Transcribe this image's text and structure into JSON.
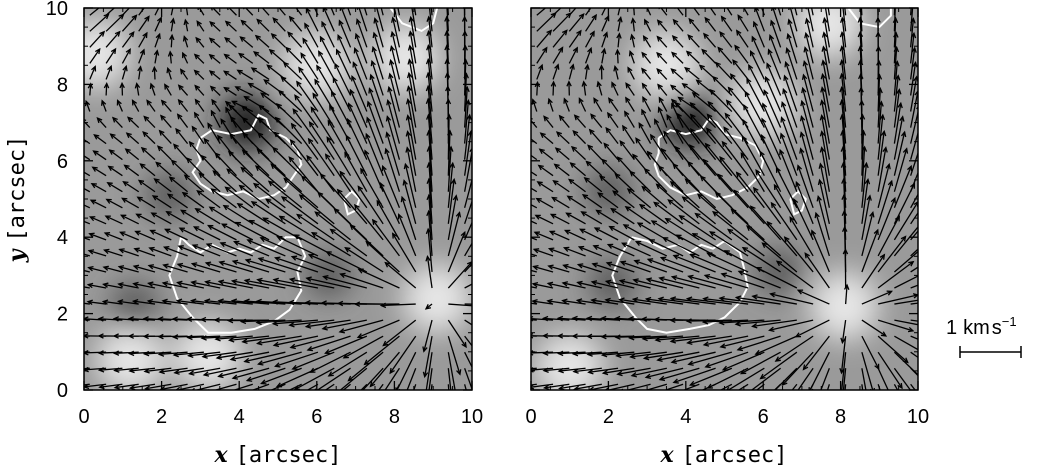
{
  "figure": {
    "panels": [
      {
        "id": "left",
        "x_var": "x",
        "x_unit": "[arcsec]",
        "y_var": "y",
        "y_unit": "[arcsec]"
      },
      {
        "id": "right",
        "x_var": "x",
        "x_unit": "[arcsec]"
      }
    ],
    "scale_bar": {
      "label_value": "1",
      "label_unit": "km",
      "label_unit2": "s",
      "label_exp": "−1"
    }
  },
  "chart_data": [
    {
      "type": "heatmap",
      "title": "",
      "xlabel": "x [arcsec]",
      "ylabel": "y [arcsec]",
      "xlim": [
        0,
        10
      ],
      "ylim": [
        0,
        10
      ],
      "xticks": [
        0,
        2,
        4,
        6,
        8,
        10
      ],
      "yticks": [
        0,
        2,
        4,
        6,
        8,
        10
      ],
      "grid": false,
      "overlay": "velocity vectors (horizontal flow arrows) with white contours",
      "features": {
        "dark_spots": [
          [
            4.2,
            7.0
          ],
          [
            2.2,
            5.1
          ],
          [
            1.3,
            2.2
          ],
          [
            6.3,
            3.0
          ]
        ],
        "bright_spots": [
          [
            0.3,
            8.8
          ],
          [
            9.1,
            2.4
          ],
          [
            8.3,
            8.7
          ],
          [
            1.2,
            0.8
          ],
          [
            3.2,
            0.9
          ],
          [
            6.0,
            8.5
          ]
        ],
        "divergence_centers": [
          [
            9.0,
            2.3
          ]
        ],
        "convergence_centers": [
          [
            4.2,
            7.0
          ]
        ],
        "strong_flow_region": "upper-left corner and lower-right quadrant",
        "contours": [
          [
            [
              3.0,
              6.6
            ],
            [
              3.3,
              6.8
            ],
            [
              3.8,
              6.7
            ],
            [
              4.3,
              6.8
            ],
            [
              4.5,
              7.2
            ],
            [
              4.7,
              7.1
            ],
            [
              4.8,
              6.8
            ],
            [
              5.2,
              6.6
            ],
            [
              5.5,
              6.3
            ],
            [
              5.6,
              5.9
            ],
            [
              5.4,
              5.6
            ],
            [
              5.2,
              5.3
            ],
            [
              4.9,
              5.1
            ],
            [
              4.5,
              5.0
            ],
            [
              4.1,
              5.2
            ],
            [
              3.7,
              5.1
            ],
            [
              3.3,
              5.2
            ],
            [
              3.0,
              5.4
            ],
            [
              2.8,
              5.7
            ],
            [
              3.0,
              6.0
            ],
            [
              2.9,
              6.3
            ],
            [
              3.0,
              6.6
            ]
          ],
          [
            [
              2.5,
              4.0
            ],
            [
              2.4,
              3.5
            ],
            [
              2.2,
              3.0
            ],
            [
              2.4,
              2.4
            ],
            [
              2.8,
              1.9
            ],
            [
              3.2,
              1.5
            ],
            [
              3.8,
              1.5
            ],
            [
              4.4,
              1.6
            ],
            [
              4.9,
              1.8
            ],
            [
              5.3,
              2.1
            ],
            [
              5.6,
              2.6
            ],
            [
              5.5,
              3.1
            ],
            [
              5.7,
              3.5
            ],
            [
              5.5,
              4.0
            ],
            [
              5.2,
              4.0
            ],
            [
              4.9,
              3.7
            ],
            [
              4.6,
              3.8
            ],
            [
              4.3,
              3.6
            ],
            [
              4.0,
              3.7
            ],
            [
              3.7,
              3.6
            ],
            [
              3.3,
              3.8
            ],
            [
              3.0,
              3.6
            ],
            [
              2.7,
              3.8
            ],
            [
              2.5,
              4.0
            ]
          ],
          [
            [
              6.7,
              5.0
            ],
            [
              6.9,
              5.2
            ],
            [
              7.1,
              5.0
            ],
            [
              7.0,
              4.7
            ],
            [
              6.8,
              4.6
            ],
            [
              6.7,
              5.0
            ]
          ],
          [
            [
              7.9,
              10.0
            ],
            [
              8.2,
              9.6
            ],
            [
              8.7,
              9.4
            ],
            [
              9.0,
              9.6
            ],
            [
              9.1,
              10.0
            ]
          ]
        ]
      }
    },
    {
      "type": "heatmap",
      "title": "",
      "xlabel": "x [arcsec]",
      "ylabel": "",
      "xlim": [
        0,
        10
      ],
      "ylim": [
        0,
        10
      ],
      "xticks": [
        0,
        2,
        4,
        6,
        8,
        10
      ],
      "yticks": [
        0,
        2,
        4,
        6,
        8,
        10
      ],
      "grid": false,
      "overlay": "velocity vectors (horizontal flow arrows) with white contours",
      "features": {
        "dark_spots": [
          [
            4.1,
            7.1
          ],
          [
            2.0,
            5.2
          ],
          [
            6.4,
            3.1
          ],
          [
            2.1,
            2.8
          ]
        ],
        "bright_spots": [
          [
            8.1,
            2.2
          ],
          [
            7.7,
            9.6
          ],
          [
            1.0,
            0.6
          ],
          [
            3.5,
            8.5
          ],
          [
            6.0,
            7.5
          ]
        ],
        "divergence_centers": [
          [
            8.1,
            2.1
          ]
        ],
        "convergence_centers": [
          [
            4.1,
            7.0
          ]
        ],
        "strong_flow_region": "upper-left corner and lower-right quadrant",
        "contours": [
          [
            [
              3.3,
              6.6
            ],
            [
              3.6,
              6.8
            ],
            [
              4.0,
              6.7
            ],
            [
              4.4,
              6.8
            ],
            [
              4.6,
              7.1
            ],
            [
              4.8,
              7.0
            ],
            [
              5.0,
              6.7
            ],
            [
              5.4,
              6.6
            ],
            [
              5.8,
              6.4
            ],
            [
              6.0,
              6.0
            ],
            [
              5.9,
              5.6
            ],
            [
              5.6,
              5.3
            ],
            [
              5.2,
              5.1
            ],
            [
              4.8,
              5.0
            ],
            [
              4.4,
              5.2
            ],
            [
              4.0,
              5.1
            ],
            [
              3.6,
              5.3
            ],
            [
              3.3,
              5.6
            ],
            [
              3.2,
              5.9
            ],
            [
              3.3,
              6.2
            ],
            [
              3.3,
              6.6
            ]
          ],
          [
            [
              2.6,
              4.0
            ],
            [
              2.3,
              3.5
            ],
            [
              2.1,
              3.0
            ],
            [
              2.3,
              2.4
            ],
            [
              2.7,
              1.9
            ],
            [
              3.0,
              1.6
            ],
            [
              3.5,
              1.5
            ],
            [
              4.1,
              1.6
            ],
            [
              4.6,
              1.7
            ],
            [
              5.0,
              1.9
            ],
            [
              5.4,
              2.3
            ],
            [
              5.6,
              2.7
            ],
            [
              5.5,
              3.2
            ],
            [
              5.4,
              3.6
            ],
            [
              5.0,
              3.9
            ],
            [
              4.7,
              3.7
            ],
            [
              4.4,
              3.8
            ],
            [
              4.1,
              3.6
            ],
            [
              3.8,
              3.8
            ],
            [
              3.4,
              3.7
            ],
            [
              3.0,
              3.9
            ],
            [
              2.6,
              4.0
            ]
          ],
          [
            [
              6.7,
              5.0
            ],
            [
              6.9,
              5.2
            ],
            [
              7.1,
              5.0
            ],
            [
              7.0,
              4.7
            ],
            [
              6.8,
              4.6
            ],
            [
              6.7,
              5.0
            ]
          ],
          [
            [
              8.2,
              10.0
            ],
            [
              8.5,
              9.6
            ],
            [
              9.0,
              9.5
            ],
            [
              9.3,
              9.8
            ],
            [
              9.3,
              10.0
            ]
          ]
        ]
      }
    }
  ]
}
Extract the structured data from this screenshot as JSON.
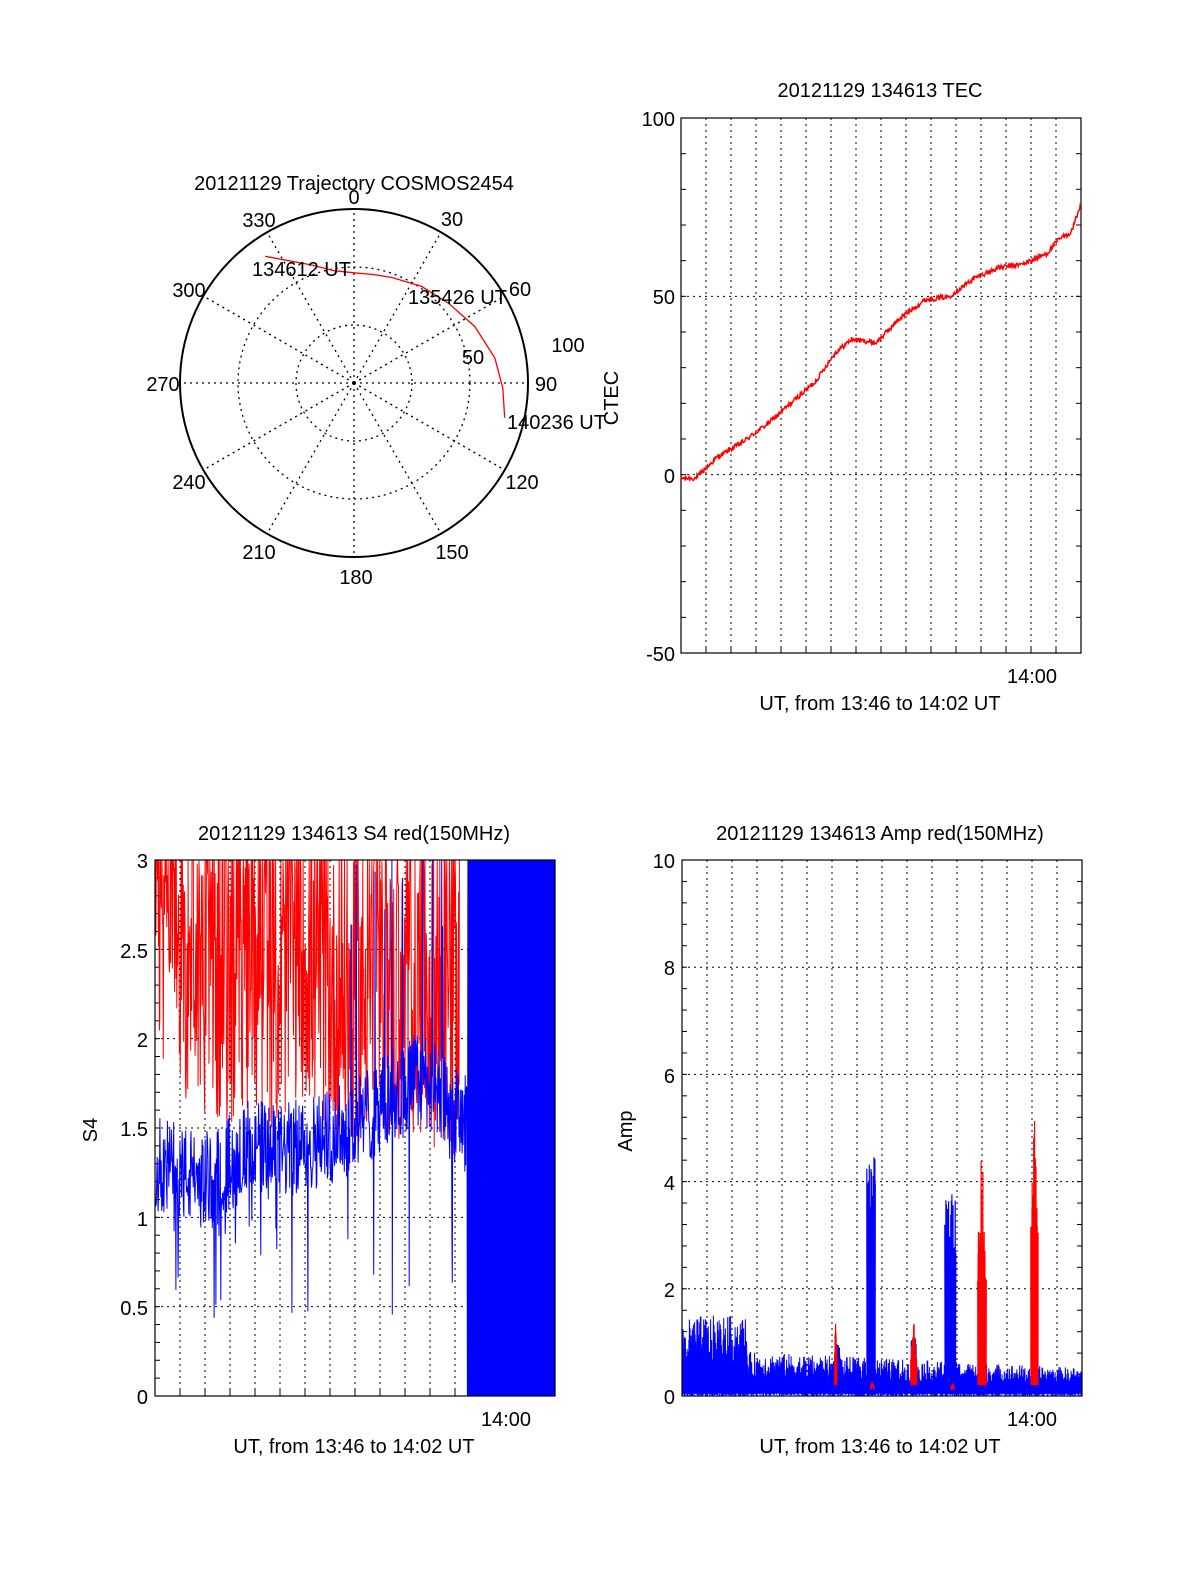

☆ ☆ ☆ ☆

**Objective:** Omit any images, then output the listing exactly.

**In response:**
Transcribe this image's text and structure into JSON.
{
  "figure": {
    "panels": [
      {
        "id": "left",
        "x_var": "x",
        "x_unit": "[arcsec]",
        "y_var": "y",
        "y_unit": "[arcsec]"
      },
      {
        "id": "right",
        "x_var": "x",
        "x_unit": "[arcsec]"
      }
    ],
    "scale_bar": {
      "label_value": "1",
      "label_unit": "km",
      "label_unit2": "s",
      "label_exp": "−1"
    }
  },
  "chart_data": [
    {
      "type": "heatmap",
      "title": "",
      "xlabel": "x [arcsec]",
      "ylabel": "y [arcsec]",
      "xlim": [
        0,
        10
      ],
      "ylim": [
        0,
        10
      ],
      "xticks": [
        0,
        2,
        4,
        6,
        8,
        10
      ],
      "yticks": [
        0,
        2,
        4,
        6,
        8,
        10
      ],
      "grid": false,
      "overlay": "velocity vectors (horizontal flow arrows) with white contours",
      "features": {
        "dark_spots": [
          [
            4.2,
            7.0
          ],
          [
            2.2,
            5.1
          ],
          [
            1.3,
            2.2
          ],
          [
            6.3,
            3.0
          ]
        ],
        "bright_spots": [
          [
            0.3,
            8.8
          ],
          [
            9.1,
            2.4
          ],
          [
            8.3,
            8.7
          ],
          [
            1.2,
            0.8
          ],
          [
            3.2,
            0.9
          ],
          [
            6.0,
            8.5
          ]
        ],
        "divergence_centers": [
          [
            9.0,
            2.3
          ]
        ],
        "convergence_centers": [
          [
            4.2,
            7.0
          ]
        ],
        "strong_flow_region": "upper-left corner and lower-right quadrant",
        "contours": [
          [
            [
              3.0,
              6.6
            ],
            [
              3.3,
              6.8
            ],
            [
              3.8,
              6.7
            ],
            [
              4.3,
              6.8
            ],
            [
              4.5,
              7.2
            ],
            [
              4.7,
              7.1
            ],
            [
              4.8,
              6.8
            ],
            [
              5.2,
              6.6
            ],
            [
              5.5,
              6.3
            ],
            [
              5.6,
              5.9
            ],
            [
              5.4,
              5.6
            ],
            [
              5.2,
              5.3
            ],
            [
              4.9,
              5.1
            ],
            [
              4.5,
              5.0
            ],
            [
              4.1,
              5.2
            ],
            [
              3.7,
              5.1
            ],
            [
              3.3,
              5.2
            ],
            [
              3.0,
              5.4
            ],
            [
              2.8,
              5.7
            ],
            [
              3.0,
              6.0
            ],
            [
              2.9,
              6.3
            ],
            [
              3.0,
              6.6
            ]
          ],
          [
            [
              2.5,
              4.0
            ],
            [
              2.4,
              3.5
            ],
            [
              2.2,
              3.0
            ],
            [
              2.4,
              2.4
            ],
            [
              2.8,
              1.9
            ],
            [
              3.2,
              1.5
            ],
            [
              3.8,
              1.5
            ],
            [
              4.4,
              1.6
            ],
            [
              4.9,
              1.8
            ],
            [
              5.3,
              2.1
            ],
            [
              5.6,
              2.6
            ],
            [
              5.5,
              3.1
            ],
            [
              5.7,
              3.5
            ],
            [
              5.5,
              4.0
            ],
            [
              5.2,
              4.0
            ],
            [
              4.9,
              3.7
            ],
            [
              4.6,
              3.8
            ],
            [
              4.3,
              3.6
            ],
            [
              4.0,
              3.7
            ],
            [
              3.7,
              3.6
            ],
            [
              3.3,
              3.8
            ],
            [
              3.0,
              3.6
            ],
            [
              2.7,
              3.8
            ],
            [
              2.5,
              4.0
            ]
          ],
          [
            [
              6.7,
              5.0
            ],
            [
              6.9,
              5.2
            ],
            [
              7.1,
              5.0
            ],
            [
              7.0,
              4.7
            ],
            [
              6.8,
              4.6
            ],
            [
              6.7,
              5.0
            ]
          ],
          [
            [
              7.9,
              10.0
            ],
            [
              8.2,
              9.6
            ],
            [
              8.7,
              9.4
            ],
            [
              9.0,
              9.6
            ],
            [
              9.1,
              10.0
            ]
          ]
        ]
      }
    },
    {
      "type": "heatmap",
      "title": "",
      "xlabel": "x [arcsec]",
      "ylabel": "",
      "xlim": [
        0,
        10
      ],
      "ylim": [
        0,
        10
      ],
      "xticks": [
        0,
        2,
        4,
        6,
        8,
        10
      ],
      "yticks": [
        0,
        2,
        4,
        6,
        8,
        10
      ],
      "grid": false,
      "overlay": "velocity vectors (horizontal flow arrows) with white contours",
      "features": {
        "dark_spots": [
          [
            4.1,
            7.1
          ],
          [
            2.0,
            5.2
          ],
          [
            6.4,
            3.1
          ],
          [
            2.1,
            2.8
          ]
        ],
        "bright_spots": [
          [
            8.1,
            2.2
          ],
          [
            7.7,
            9.6
          ],
          [
            1.0,
            0.6
          ],
          [
            3.5,
            8.5
          ],
          [
            6.0,
            7.5
          ]
        ],
        "divergence_centers": [
          [
            8.1,
            2.1
          ]
        ],
        "convergence_centers": [
          [
            4.1,
            7.0
          ]
        ],
        "strong_flow_region": "upper-left corner and lower-right quadrant",
        "contours": [
          [
            [
              3.3,
              6.6
            ],
            [
              3.6,
              6.8
            ],
            [
              4.0,
              6.7
            ],
            [
              4.4,
              6.8
            ],
            [
              4.6,
              7.1
            ],
            [
              4.8,
              7.0
            ],
            [
              5.0,
              6.7
            ],
            [
              5.4,
              6.6
            ],
            [
              5.8,
              6.4
            ],
            [
              6.0,
              6.0
            ],
            [
              5.9,
              5.6
            ],
            [
              5.6,
              5.3
            ],
            [
              5.2,
              5.1
            ],
            [
              4.8,
              5.0
            ],
            [
              4.4,
              5.2
            ],
            [
              4.0,
              5.1
            ],
            [
              3.6,
              5.3
            ],
            [
              3.3,
              5.6
            ],
            [
              3.2,
              5.9
            ],
            [
              3.3,
              6.2
            ],
            [
              3.3,
              6.6
            ]
          ],
          [
            [
              2.6,
              4.0
            ],
            [
              2.3,
              3.5
            ],
            [
              2.1,
              3.0
            ],
            [
              2.3,
              2.4
            ],
            [
              2.7,
              1.9
            ],
            [
              3.0,
              1.6
            ],
            [
              3.5,
              1.5
            ],
            [
              4.1,
              1.6
            ],
            [
              4.6,
              1.7
            ],
            [
              5.0,
              1.9
            ],
            [
              5.4,
              2.3
            ],
            [
              5.6,
              2.7
            ],
            [
              5.5,
              3.2
            ],
            [
              5.4,
              3.6
            ],
            [
              5.0,
              3.9
            ],
            [
              4.7,
              3.7
            ],
            [
              4.4,
              3.8
            ],
            [
              4.1,
              3.6
            ],
            [
              3.8,
              3.8
            ],
            [
              3.4,
              3.7
            ],
            [
              3.0,
              3.9
            ],
            [
              2.6,
              4.0
            ]
          ],
          [
            [
              6.7,
              5.0
            ],
            [
              6.9,
              5.2
            ],
            [
              7.1,
              5.0
            ],
            [
              7.0,
              4.7
            ],
            [
              6.8,
              4.6
            ],
            [
              6.7,
              5.0
            ]
          ],
          [
            [
              8.2,
              10.0
            ],
            [
              8.5,
              9.6
            ],
            [
              9.0,
              9.5
            ],
            [
              9.3,
              9.8
            ],
            [
              9.3,
              10.0
            ]
          ]
        ]
      }
    }
  ]
}
Extract the structured data from this screenshot as JSON.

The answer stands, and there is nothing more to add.